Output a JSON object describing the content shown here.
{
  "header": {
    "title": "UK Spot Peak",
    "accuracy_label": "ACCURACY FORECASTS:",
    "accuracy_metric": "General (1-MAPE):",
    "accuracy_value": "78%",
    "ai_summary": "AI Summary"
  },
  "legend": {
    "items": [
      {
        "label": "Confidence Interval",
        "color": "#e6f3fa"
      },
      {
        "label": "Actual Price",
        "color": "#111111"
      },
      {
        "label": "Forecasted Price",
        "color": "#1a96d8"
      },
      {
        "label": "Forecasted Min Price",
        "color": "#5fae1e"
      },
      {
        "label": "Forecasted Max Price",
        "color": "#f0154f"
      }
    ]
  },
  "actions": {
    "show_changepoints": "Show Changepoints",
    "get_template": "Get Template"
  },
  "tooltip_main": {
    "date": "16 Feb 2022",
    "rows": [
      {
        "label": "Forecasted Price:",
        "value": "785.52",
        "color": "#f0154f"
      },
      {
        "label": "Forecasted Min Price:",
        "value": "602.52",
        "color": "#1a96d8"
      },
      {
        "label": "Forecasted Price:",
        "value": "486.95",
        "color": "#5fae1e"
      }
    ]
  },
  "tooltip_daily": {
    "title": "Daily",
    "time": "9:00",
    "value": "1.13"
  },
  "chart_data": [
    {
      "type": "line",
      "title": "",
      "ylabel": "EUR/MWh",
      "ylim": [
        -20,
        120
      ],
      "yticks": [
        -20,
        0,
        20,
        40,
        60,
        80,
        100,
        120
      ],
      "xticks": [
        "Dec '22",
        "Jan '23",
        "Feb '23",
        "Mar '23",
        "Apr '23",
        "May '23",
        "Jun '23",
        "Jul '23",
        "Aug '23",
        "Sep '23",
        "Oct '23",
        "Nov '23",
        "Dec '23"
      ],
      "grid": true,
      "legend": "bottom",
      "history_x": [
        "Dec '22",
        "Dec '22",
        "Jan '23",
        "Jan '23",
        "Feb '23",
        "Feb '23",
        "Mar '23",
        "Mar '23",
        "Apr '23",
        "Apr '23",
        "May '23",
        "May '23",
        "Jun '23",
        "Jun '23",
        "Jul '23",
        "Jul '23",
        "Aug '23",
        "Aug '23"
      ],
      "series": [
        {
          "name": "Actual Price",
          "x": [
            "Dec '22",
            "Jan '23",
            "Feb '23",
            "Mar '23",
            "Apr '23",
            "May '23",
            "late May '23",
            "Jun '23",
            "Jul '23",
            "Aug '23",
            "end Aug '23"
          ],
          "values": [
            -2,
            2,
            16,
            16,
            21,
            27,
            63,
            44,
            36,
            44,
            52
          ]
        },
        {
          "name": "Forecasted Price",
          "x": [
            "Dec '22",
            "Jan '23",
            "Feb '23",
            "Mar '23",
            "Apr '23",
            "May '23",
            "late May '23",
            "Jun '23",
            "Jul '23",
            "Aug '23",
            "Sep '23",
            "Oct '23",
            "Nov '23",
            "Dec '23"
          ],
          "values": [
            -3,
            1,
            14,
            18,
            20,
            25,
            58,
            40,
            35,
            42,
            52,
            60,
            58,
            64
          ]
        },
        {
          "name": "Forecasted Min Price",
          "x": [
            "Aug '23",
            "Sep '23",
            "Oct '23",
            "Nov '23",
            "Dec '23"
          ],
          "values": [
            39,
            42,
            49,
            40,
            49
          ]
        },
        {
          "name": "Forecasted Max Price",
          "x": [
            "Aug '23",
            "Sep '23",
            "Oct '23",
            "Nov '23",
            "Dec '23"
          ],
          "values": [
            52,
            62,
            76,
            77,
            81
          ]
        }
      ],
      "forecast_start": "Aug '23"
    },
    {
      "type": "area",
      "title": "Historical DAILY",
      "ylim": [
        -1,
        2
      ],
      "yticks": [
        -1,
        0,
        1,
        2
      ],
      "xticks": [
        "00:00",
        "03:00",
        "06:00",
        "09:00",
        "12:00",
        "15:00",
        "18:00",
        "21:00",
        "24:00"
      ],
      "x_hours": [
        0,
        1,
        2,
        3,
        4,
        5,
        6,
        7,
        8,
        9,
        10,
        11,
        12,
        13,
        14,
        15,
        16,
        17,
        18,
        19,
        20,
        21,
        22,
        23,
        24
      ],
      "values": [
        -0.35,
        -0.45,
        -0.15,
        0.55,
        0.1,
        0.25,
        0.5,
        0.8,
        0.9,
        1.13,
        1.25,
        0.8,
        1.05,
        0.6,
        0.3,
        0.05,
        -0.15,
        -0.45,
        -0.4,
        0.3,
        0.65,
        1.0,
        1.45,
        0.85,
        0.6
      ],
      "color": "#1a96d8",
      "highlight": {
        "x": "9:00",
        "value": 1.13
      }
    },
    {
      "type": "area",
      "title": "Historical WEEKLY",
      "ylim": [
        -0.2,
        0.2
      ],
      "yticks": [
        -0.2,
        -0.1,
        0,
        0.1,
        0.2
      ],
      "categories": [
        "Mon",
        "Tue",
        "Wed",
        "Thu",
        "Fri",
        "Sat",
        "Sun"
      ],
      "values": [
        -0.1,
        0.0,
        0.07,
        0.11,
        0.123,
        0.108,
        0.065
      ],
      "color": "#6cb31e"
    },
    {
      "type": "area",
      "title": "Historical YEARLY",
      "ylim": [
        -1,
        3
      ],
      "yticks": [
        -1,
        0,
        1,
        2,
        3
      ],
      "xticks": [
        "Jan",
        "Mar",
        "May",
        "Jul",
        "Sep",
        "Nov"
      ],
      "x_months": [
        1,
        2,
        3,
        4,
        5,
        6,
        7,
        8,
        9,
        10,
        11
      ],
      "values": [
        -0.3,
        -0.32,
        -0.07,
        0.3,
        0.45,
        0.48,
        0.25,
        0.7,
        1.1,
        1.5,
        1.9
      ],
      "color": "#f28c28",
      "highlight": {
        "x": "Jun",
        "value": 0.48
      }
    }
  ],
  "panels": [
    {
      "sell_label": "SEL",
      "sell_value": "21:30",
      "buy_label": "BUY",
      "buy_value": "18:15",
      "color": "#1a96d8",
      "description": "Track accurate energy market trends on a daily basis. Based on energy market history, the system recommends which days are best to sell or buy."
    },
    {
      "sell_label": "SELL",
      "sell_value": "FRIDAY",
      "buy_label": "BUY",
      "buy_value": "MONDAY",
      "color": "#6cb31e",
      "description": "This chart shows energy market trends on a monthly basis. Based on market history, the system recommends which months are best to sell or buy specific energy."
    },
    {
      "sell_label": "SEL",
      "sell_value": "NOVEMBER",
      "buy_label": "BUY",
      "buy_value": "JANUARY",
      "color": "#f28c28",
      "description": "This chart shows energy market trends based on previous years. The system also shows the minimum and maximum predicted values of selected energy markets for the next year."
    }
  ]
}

» **SHORT PROBLEM**
Pick out every line above that contains the word "energy" and copy it.

» **RESULT FOR THIS TASK**
      "description": "Track accurate energy market trends on a daily basis. Based on energy market history, the system recommends which days are best to sell or buy."
      "description": "This chart shows energy market trends on a monthly basis. Based on market history, the system recommends which months are best to sell or buy specific energy."
      "description": "This chart shows energy market trends based on previous years. The system also shows the minimum and maximum predicted values of selected energy markets for the next year."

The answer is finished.